Aim> Reproduce the listing below without changes, except that pictures are left out.

Input records>
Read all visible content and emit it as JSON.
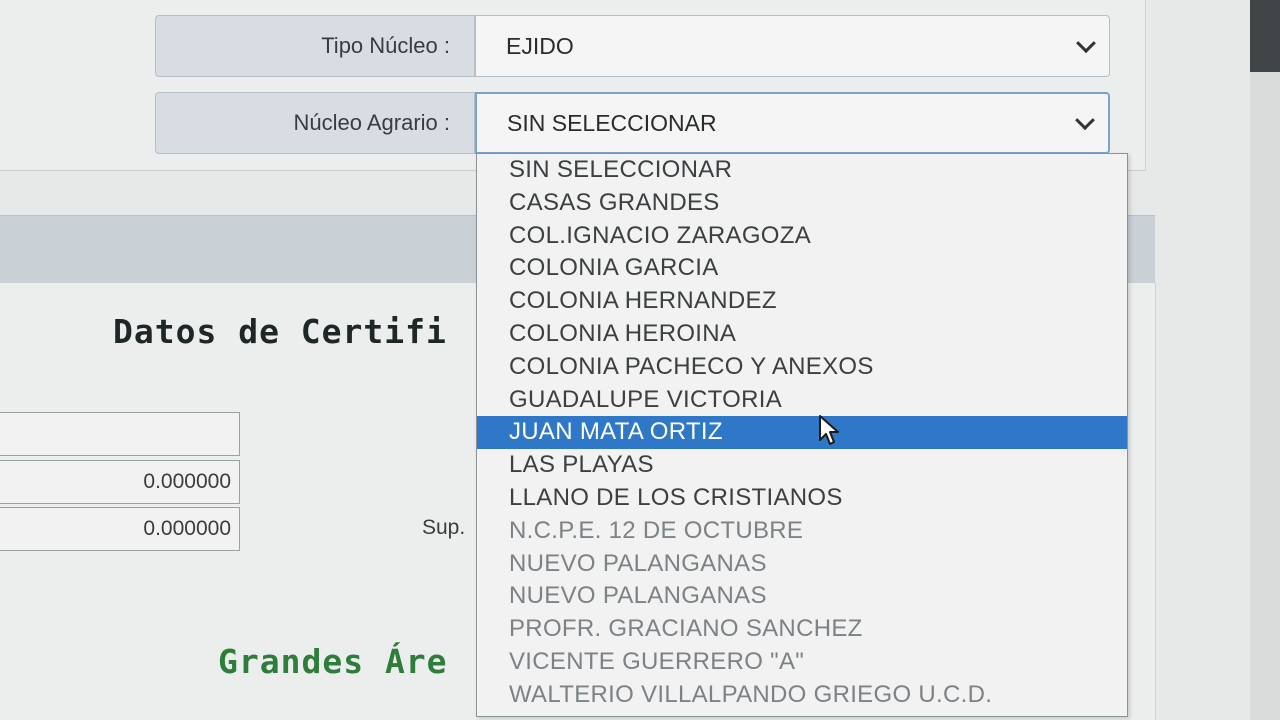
{
  "form": {
    "tipo_nucleo": {
      "label": "Tipo Núcleo :",
      "value": "EJIDO"
    },
    "nucleo_agrario": {
      "label": "Núcleo Agrario :",
      "value": "SIN SELECCIONAR"
    }
  },
  "dropdown": {
    "options": [
      "SIN SELECCIONAR",
      "CASAS GRANDES",
      "COL.IGNACIO ZARAGOZA",
      "COLONIA GARCIA",
      "COLONIA HERNANDEZ",
      "COLONIA HEROINA",
      "COLONIA PACHECO Y ANEXOS",
      "GUADALUPE VICTORIA",
      "JUAN MATA ORTIZ",
      "LAS PLAYAS",
      "LLANO DE LOS CRISTIANOS",
      "N.C.P.E. 12 DE OCTUBRE",
      "NUEVO PALANGANAS",
      "NUEVO PALANGANAS",
      "PROFR. GRACIANO SANCHEZ",
      "VICENTE GUERRERO \"A\"",
      "WALTERIO VILLALPANDO GRIEGO U.C.D."
    ],
    "highlighted": "JUAN MATA ORTIZ"
  },
  "section": {
    "heading": "Datos de Certifi",
    "heading2": "Grandes Áre",
    "inputs": [
      "",
      "0.000000",
      "0.000000"
    ],
    "sup_label": "Sup."
  },
  "colors": {
    "highlight": "#2f78c7",
    "heading2": "#2e7d3a"
  }
}
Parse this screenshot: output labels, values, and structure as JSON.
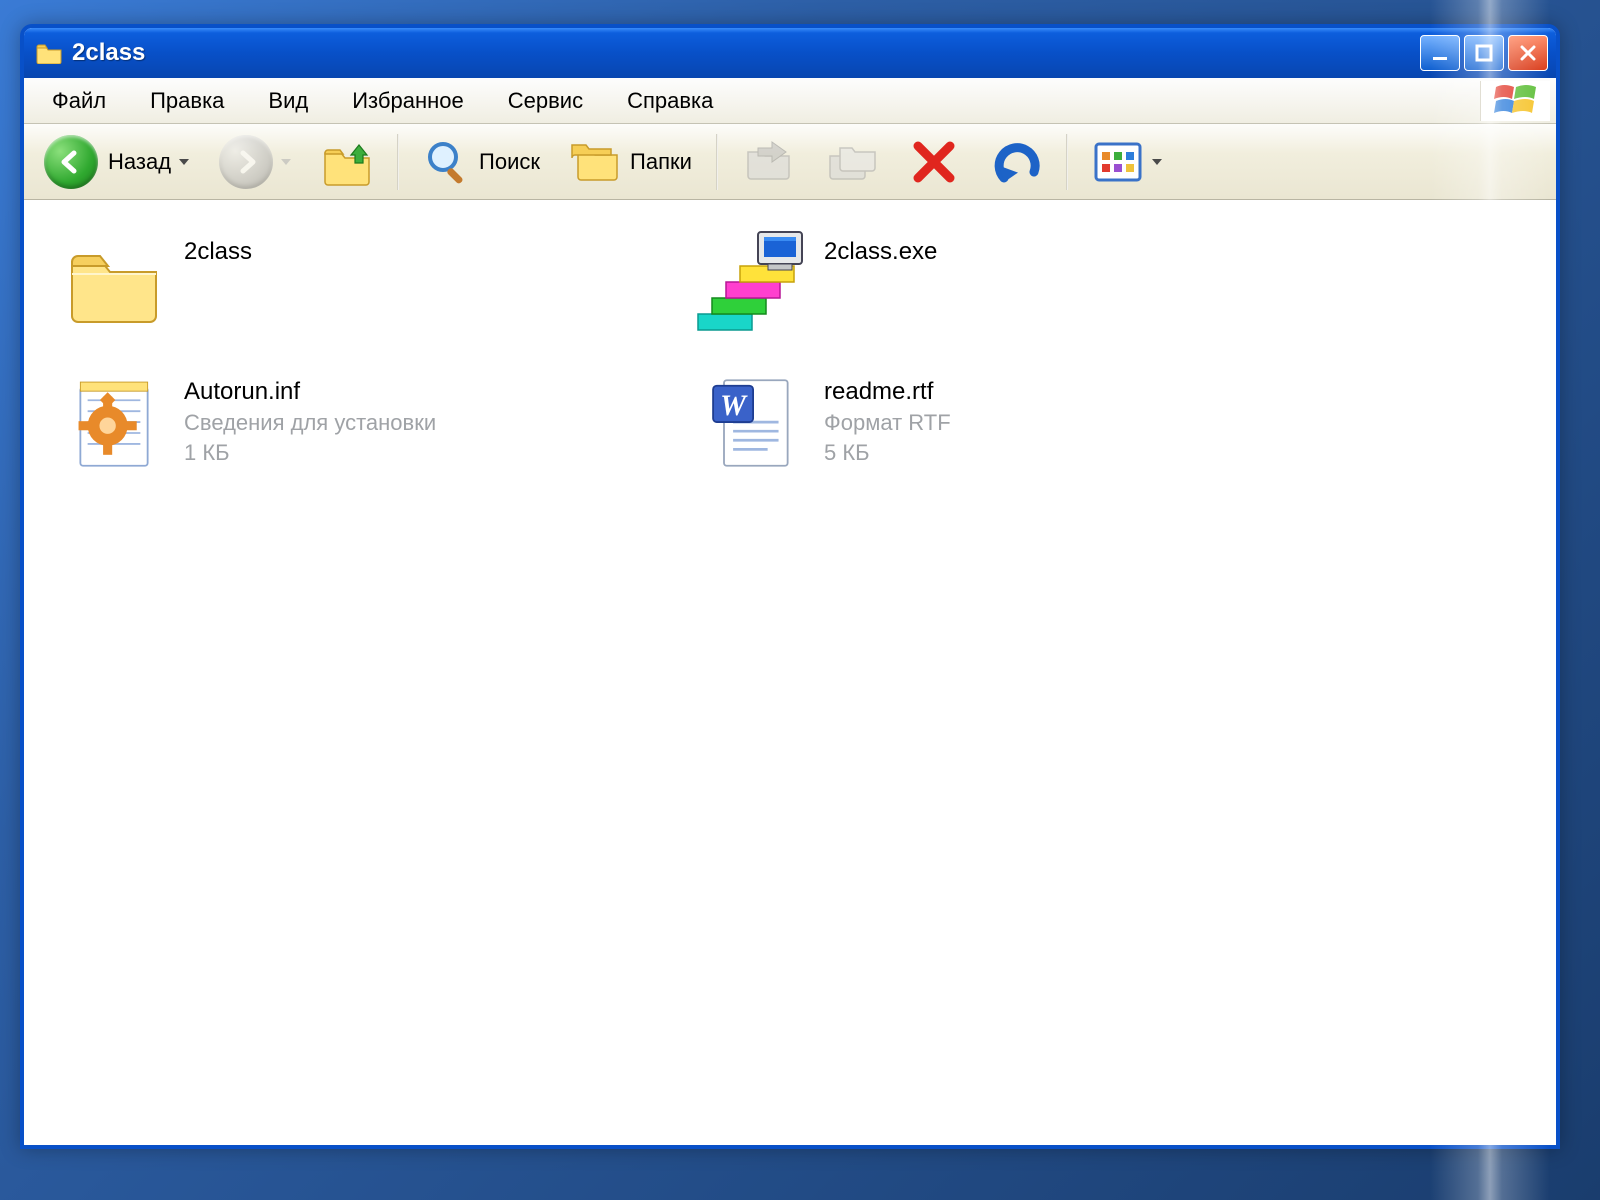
{
  "window": {
    "title": "2class"
  },
  "menu": {
    "items": [
      "Файл",
      "Правка",
      "Вид",
      "Избранное",
      "Сервис",
      "Справка"
    ]
  },
  "toolbar": {
    "back_label": "Назад",
    "search_label": "Поиск",
    "folders_label": "Папки"
  },
  "files": [
    {
      "name": "2class",
      "type": "",
      "size": "",
      "icon": "folder"
    },
    {
      "name": "2class.exe",
      "type": "",
      "size": "",
      "icon": "exe-steps"
    },
    {
      "name": "Autorun.inf",
      "type": "Сведения для установки",
      "size": "1 КБ",
      "icon": "inf-gear"
    },
    {
      "name": "readme.rtf",
      "type": "Формат RTF",
      "size": "5 КБ",
      "icon": "word-doc"
    }
  ]
}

Answer to this exercise>
Read all visible content and emit it as JSON.
{
  "form": {
    "tipo_nucleo": {
      "label": "Tipo Núcleo :",
      "value": "EJIDO"
    },
    "nucleo_agrario": {
      "label": "Núcleo Agrario :",
      "value": "SIN SELECCIONAR"
    }
  },
  "dropdown": {
    "options": [
      "SIN SELECCIONAR",
      "CASAS GRANDES",
      "COL.IGNACIO ZARAGOZA",
      "COLONIA GARCIA",
      "COLONIA HERNANDEZ",
      "COLONIA HEROINA",
      "COLONIA PACHECO Y ANEXOS",
      "GUADALUPE VICTORIA",
      "JUAN MATA ORTIZ",
      "LAS PLAYAS",
      "LLANO DE LOS CRISTIANOS",
      "N.C.P.E. 12 DE OCTUBRE",
      "NUEVO PALANGANAS",
      "NUEVO PALANGANAS",
      "PROFR. GRACIANO SANCHEZ",
      "VICENTE GUERRERO \"A\"",
      "WALTERIO VILLALPANDO GRIEGO U.C.D."
    ],
    "highlighted": "JUAN MATA ORTIZ"
  },
  "section": {
    "heading": "Datos de Certifi",
    "heading2": "Grandes Áre",
    "inputs": [
      "",
      "0.000000",
      "0.000000"
    ],
    "sup_label": "Sup."
  },
  "colors": {
    "highlight": "#2f78c7",
    "heading2": "#2e7d3a"
  }
}
Parse this screenshot: output labels, values, and structure as JSON.
{
  "window": {
    "title": "2class"
  },
  "menu": {
    "items": [
      "Файл",
      "Правка",
      "Вид",
      "Избранное",
      "Сервис",
      "Справка"
    ]
  },
  "toolbar": {
    "back_label": "Назад",
    "search_label": "Поиск",
    "folders_label": "Папки"
  },
  "files": [
    {
      "name": "2class",
      "type": "",
      "size": "",
      "icon": "folder"
    },
    {
      "name": "2class.exe",
      "type": "",
      "size": "",
      "icon": "exe-steps"
    },
    {
      "name": "Autorun.inf",
      "type": "Сведения для установки",
      "size": "1 КБ",
      "icon": "inf-gear"
    },
    {
      "name": "readme.rtf",
      "type": "Формат RTF",
      "size": "5 КБ",
      "icon": "word-doc"
    }
  ]
}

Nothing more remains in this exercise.